▶ [Given exercise]: Among the records below, find each line that includes the string "Karaoke" and copy it.

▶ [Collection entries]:
● ● ● ● ●
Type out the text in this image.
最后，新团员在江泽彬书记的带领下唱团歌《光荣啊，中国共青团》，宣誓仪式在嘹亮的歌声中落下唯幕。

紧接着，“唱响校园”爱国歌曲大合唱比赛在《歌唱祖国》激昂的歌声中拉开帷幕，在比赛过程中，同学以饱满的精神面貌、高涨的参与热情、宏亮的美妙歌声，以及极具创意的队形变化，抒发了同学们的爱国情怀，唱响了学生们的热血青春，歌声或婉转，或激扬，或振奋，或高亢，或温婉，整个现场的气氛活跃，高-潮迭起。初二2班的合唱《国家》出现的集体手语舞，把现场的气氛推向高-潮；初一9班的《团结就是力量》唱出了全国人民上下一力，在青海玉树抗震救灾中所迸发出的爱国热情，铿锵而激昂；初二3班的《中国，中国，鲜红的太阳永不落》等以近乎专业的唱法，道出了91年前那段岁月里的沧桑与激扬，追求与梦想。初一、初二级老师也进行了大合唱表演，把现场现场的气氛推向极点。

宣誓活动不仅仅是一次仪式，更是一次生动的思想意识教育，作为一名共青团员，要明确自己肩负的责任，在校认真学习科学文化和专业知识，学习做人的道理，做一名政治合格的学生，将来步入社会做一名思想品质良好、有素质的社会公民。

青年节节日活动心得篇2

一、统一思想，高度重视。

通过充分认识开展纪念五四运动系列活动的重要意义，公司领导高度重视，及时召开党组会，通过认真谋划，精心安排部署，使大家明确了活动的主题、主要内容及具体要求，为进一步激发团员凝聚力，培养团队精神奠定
● ● ● ● ●
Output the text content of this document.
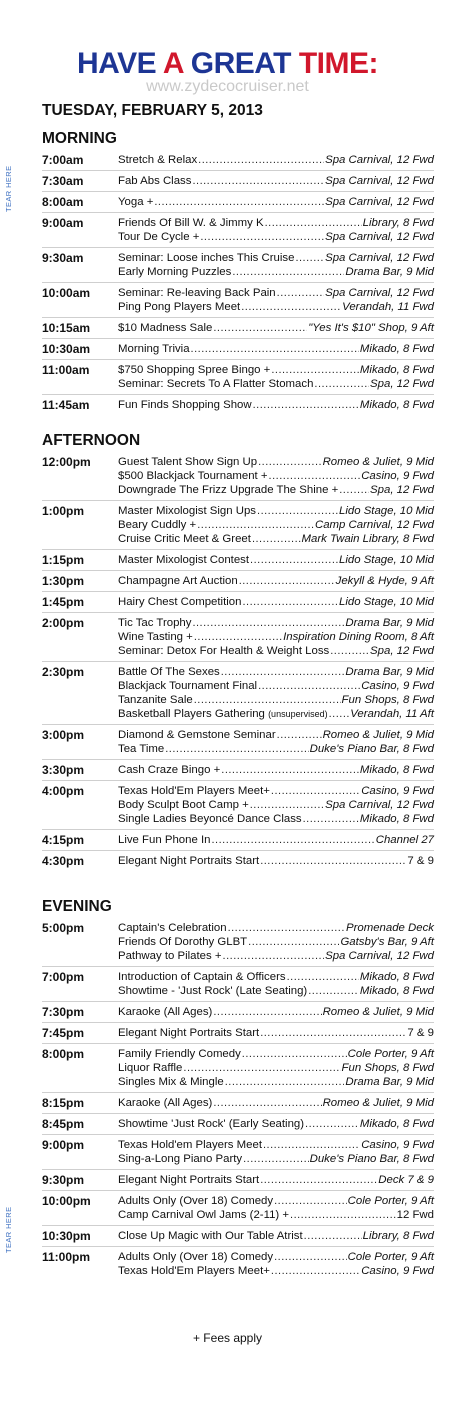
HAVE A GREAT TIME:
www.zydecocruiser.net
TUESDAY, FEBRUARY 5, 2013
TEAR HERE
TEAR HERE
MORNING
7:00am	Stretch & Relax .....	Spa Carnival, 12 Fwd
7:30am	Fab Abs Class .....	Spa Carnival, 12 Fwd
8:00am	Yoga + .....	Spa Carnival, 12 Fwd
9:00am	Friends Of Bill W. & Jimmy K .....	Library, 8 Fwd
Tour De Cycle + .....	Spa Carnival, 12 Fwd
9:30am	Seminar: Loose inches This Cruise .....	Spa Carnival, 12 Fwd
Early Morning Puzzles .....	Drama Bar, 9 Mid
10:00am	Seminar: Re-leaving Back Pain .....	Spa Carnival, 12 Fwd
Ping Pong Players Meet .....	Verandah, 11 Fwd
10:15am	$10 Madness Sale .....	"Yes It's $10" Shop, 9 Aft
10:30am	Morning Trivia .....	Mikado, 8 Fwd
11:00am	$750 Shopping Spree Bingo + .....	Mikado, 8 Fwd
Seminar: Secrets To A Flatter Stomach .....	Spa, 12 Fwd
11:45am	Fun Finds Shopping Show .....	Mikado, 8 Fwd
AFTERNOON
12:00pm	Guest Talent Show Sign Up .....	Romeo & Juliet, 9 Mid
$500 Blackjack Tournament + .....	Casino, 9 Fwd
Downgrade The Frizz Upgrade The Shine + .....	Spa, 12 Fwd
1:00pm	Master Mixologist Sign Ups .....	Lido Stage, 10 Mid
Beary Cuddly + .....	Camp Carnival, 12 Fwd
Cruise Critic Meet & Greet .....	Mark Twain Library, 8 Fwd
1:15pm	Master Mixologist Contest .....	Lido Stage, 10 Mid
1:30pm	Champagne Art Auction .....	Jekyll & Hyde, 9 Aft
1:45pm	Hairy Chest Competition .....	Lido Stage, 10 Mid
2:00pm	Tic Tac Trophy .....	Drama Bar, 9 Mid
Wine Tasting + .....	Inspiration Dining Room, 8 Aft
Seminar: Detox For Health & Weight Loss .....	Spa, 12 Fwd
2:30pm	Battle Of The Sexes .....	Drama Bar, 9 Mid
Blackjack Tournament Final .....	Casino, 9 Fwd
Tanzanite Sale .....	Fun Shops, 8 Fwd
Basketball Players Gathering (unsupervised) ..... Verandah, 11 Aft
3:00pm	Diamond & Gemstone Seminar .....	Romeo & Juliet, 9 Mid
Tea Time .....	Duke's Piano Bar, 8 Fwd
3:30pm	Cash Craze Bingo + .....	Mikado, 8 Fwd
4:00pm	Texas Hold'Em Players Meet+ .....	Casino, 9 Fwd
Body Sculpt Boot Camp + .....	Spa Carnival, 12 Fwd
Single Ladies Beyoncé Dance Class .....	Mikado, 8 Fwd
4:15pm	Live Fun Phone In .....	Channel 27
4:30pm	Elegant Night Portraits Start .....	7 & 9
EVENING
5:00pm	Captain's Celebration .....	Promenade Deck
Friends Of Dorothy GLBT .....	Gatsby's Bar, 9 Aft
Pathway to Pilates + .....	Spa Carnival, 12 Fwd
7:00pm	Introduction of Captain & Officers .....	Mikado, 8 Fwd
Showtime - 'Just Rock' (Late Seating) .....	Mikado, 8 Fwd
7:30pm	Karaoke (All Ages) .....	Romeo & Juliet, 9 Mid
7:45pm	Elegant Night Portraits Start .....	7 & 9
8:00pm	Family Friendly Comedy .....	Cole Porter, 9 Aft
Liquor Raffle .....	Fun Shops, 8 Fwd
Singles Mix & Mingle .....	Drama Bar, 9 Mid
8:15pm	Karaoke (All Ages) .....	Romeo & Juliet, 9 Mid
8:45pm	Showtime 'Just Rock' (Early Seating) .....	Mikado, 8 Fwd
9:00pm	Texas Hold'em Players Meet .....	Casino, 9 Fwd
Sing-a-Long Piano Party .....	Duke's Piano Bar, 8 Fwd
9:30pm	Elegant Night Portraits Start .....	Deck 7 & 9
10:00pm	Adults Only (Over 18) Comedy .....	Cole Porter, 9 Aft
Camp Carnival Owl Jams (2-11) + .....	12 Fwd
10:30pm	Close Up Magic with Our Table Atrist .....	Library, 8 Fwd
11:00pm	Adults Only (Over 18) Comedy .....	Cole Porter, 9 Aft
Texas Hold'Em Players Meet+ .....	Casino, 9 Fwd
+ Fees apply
● ● ● ● ●
▶ [Solution for this exercise]:
7:30pm	Karaoke (All Ages) .....	Romeo & Juliet, 9 Mid
8:15pm	Karaoke (All Ages) .....	Romeo & Juliet, 9 Mid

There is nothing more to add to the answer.